• OBJECTIVE
Transcribe the tail of the listing: start at the line containing "Transcribe this image's" and stop after the last line, keeping every character as is and adding nothing.
START RECORDED DATA
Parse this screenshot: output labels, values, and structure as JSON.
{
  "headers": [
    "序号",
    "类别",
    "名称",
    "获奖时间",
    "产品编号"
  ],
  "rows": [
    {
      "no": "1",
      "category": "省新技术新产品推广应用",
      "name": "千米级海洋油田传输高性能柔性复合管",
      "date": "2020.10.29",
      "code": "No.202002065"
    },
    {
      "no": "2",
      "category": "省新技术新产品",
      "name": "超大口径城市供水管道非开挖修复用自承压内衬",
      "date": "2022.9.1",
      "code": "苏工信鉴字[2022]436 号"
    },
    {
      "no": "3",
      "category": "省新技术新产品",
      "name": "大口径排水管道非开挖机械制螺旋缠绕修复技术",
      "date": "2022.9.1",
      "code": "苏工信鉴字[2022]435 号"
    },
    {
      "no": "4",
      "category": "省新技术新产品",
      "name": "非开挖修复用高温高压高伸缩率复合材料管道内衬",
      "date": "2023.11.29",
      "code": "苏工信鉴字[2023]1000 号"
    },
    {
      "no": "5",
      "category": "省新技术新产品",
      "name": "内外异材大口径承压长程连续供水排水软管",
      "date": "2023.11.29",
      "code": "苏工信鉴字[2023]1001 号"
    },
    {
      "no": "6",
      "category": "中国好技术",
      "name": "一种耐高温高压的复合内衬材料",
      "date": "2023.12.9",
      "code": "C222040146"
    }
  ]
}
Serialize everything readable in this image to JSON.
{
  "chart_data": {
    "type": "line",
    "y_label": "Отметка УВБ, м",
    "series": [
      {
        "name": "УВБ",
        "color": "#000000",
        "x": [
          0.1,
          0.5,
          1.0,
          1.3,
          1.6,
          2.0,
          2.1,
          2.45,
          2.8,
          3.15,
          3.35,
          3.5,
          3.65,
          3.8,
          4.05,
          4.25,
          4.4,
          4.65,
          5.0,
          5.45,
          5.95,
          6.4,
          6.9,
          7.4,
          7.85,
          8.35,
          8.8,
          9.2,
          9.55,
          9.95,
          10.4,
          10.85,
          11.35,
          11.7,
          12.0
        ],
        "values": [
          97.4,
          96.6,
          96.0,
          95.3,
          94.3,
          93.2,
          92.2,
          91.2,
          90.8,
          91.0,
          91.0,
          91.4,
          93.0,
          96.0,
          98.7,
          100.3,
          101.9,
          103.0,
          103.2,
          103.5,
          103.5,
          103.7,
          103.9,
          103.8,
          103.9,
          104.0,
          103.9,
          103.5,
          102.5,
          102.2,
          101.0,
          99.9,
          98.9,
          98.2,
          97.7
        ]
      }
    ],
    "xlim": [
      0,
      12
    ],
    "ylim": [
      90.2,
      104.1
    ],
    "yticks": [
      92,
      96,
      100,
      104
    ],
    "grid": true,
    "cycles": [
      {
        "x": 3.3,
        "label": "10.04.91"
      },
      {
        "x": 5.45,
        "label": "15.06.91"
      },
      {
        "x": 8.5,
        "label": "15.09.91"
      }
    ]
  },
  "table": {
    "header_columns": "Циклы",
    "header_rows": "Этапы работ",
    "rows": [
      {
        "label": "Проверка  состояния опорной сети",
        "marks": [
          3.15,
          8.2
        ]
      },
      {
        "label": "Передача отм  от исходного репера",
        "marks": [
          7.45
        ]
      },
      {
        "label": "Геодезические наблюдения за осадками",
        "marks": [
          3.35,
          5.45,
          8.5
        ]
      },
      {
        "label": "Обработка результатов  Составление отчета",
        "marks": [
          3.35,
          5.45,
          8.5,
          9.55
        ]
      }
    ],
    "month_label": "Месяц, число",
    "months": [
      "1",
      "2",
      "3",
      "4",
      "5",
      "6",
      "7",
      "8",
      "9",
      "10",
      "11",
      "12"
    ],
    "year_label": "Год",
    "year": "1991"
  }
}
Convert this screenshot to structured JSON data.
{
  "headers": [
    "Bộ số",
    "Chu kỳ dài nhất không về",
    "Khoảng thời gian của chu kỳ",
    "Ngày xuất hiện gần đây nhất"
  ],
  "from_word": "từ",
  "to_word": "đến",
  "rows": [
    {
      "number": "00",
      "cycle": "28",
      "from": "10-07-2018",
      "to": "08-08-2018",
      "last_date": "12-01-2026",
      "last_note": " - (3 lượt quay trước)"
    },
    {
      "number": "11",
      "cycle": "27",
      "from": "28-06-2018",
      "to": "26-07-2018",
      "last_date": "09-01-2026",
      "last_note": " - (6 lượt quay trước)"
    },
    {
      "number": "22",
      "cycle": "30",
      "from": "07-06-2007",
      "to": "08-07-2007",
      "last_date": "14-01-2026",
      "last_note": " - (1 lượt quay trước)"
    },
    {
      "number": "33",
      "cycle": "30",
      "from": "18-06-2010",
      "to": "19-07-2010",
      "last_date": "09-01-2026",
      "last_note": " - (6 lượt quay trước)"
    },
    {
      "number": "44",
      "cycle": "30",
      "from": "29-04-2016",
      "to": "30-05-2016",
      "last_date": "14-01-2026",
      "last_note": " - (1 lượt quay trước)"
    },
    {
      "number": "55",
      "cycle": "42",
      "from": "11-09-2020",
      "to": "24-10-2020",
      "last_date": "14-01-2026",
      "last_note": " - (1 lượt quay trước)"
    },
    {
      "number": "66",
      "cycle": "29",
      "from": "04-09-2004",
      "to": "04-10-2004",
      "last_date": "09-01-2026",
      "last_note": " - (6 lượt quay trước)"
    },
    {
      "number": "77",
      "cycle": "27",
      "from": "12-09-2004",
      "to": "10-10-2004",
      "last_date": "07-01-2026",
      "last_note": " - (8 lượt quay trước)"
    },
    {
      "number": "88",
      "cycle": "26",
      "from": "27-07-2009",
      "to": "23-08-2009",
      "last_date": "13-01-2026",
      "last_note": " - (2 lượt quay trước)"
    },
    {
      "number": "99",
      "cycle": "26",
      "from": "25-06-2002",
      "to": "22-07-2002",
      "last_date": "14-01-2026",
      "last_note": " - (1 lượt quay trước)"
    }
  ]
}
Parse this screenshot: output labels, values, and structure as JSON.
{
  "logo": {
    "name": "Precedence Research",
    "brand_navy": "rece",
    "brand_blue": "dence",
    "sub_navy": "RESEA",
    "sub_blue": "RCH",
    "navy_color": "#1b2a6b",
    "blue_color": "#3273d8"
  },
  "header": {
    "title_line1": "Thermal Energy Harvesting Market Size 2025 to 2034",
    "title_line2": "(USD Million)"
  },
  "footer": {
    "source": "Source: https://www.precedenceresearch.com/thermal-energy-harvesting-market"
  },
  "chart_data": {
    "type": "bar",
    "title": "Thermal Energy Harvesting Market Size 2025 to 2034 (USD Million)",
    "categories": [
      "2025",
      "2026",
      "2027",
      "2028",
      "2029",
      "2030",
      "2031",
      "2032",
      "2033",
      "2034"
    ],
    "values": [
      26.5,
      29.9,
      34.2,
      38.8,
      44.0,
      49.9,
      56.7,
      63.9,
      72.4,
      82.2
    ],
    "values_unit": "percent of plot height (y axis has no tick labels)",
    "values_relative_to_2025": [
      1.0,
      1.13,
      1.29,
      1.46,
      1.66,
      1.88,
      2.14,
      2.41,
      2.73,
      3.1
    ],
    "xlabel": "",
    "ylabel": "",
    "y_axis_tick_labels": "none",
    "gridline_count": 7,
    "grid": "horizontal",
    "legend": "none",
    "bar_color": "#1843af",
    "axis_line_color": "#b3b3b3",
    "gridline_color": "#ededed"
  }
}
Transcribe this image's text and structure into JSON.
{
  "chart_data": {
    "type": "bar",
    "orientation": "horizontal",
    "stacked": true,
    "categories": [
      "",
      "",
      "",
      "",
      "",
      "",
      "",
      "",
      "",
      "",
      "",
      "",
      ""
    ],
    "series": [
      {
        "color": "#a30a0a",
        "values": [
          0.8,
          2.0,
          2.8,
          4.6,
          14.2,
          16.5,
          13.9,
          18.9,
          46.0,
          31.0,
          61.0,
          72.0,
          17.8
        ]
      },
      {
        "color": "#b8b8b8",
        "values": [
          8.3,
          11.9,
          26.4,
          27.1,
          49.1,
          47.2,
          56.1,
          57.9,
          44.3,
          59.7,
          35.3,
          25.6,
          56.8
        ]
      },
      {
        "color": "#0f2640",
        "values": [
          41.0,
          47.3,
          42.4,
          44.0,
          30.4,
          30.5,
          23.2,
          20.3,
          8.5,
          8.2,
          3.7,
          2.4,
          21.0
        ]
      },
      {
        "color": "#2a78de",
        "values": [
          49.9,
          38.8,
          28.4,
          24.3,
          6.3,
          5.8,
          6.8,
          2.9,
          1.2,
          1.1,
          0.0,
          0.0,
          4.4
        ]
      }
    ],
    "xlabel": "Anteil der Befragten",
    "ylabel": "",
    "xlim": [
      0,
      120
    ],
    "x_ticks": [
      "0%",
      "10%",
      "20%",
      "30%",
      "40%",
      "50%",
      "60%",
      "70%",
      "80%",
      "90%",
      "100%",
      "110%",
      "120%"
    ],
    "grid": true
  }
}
END RECORDED DATA
• ANSWER TO THIS PROBLEM
Transcribe this image's text and structure into JSON.
{
  "chart_data": {
    "type": "bar",
    "orientation": "horizontal",
    "stacked": true,
    "categories": [
      "",
      "",
      "",
      "",
      "",
      "",
      "",
      "",
      "",
      "",
      "",
      "",
      ""
    ],
    "series": [
      {
        "color": "#a30a0a",
        "values": [
          0.8,
          2.0,
          2.8,
          4.6,
          14.2,
          16.5,
          13.9,
          18.9,
          46.0,
          31.0,
          61.0,
          72.0,
          17.8
        ]
      },
      {
        "color": "#b8b8b8",
        "values": [
          8.3,
          11.9,
          26.4,
          27.1,
          49.1,
          47.2,
          56.1,
          57.9,
          44.3,
          59.7,
          35.3,
          25.6,
          56.8
        ]
      },
      {
        "color": "#0f2640",
        "values": [
          41.0,
          47.3,
          42.4,
          44.0,
          30.4,
          30.5,
          23.2,
          20.3,
          8.5,
          8.2,
          3.7,
          2.4,
          21.0
        ]
      },
      {
        "color": "#2a78de",
        "values": [
          49.9,
          38.8,
          28.4,
          24.3,
          6.3,
          5.8,
          6.8,
          2.9,
          1.2,
          1.1,
          0.0,
          0.0,
          4.4
        ]
      }
    ],
    "xlabel": "Anteil der Befragten",
    "ylabel": "",
    "xlim": [
      0,
      120
    ],
    "x_ticks": [
      "0%",
      "10%",
      "20%",
      "30%",
      "40%",
      "50%",
      "60%",
      "70%",
      "80%",
      "90%",
      "100%",
      "110%",
      "120%"
    ],
    "grid": true
  }
}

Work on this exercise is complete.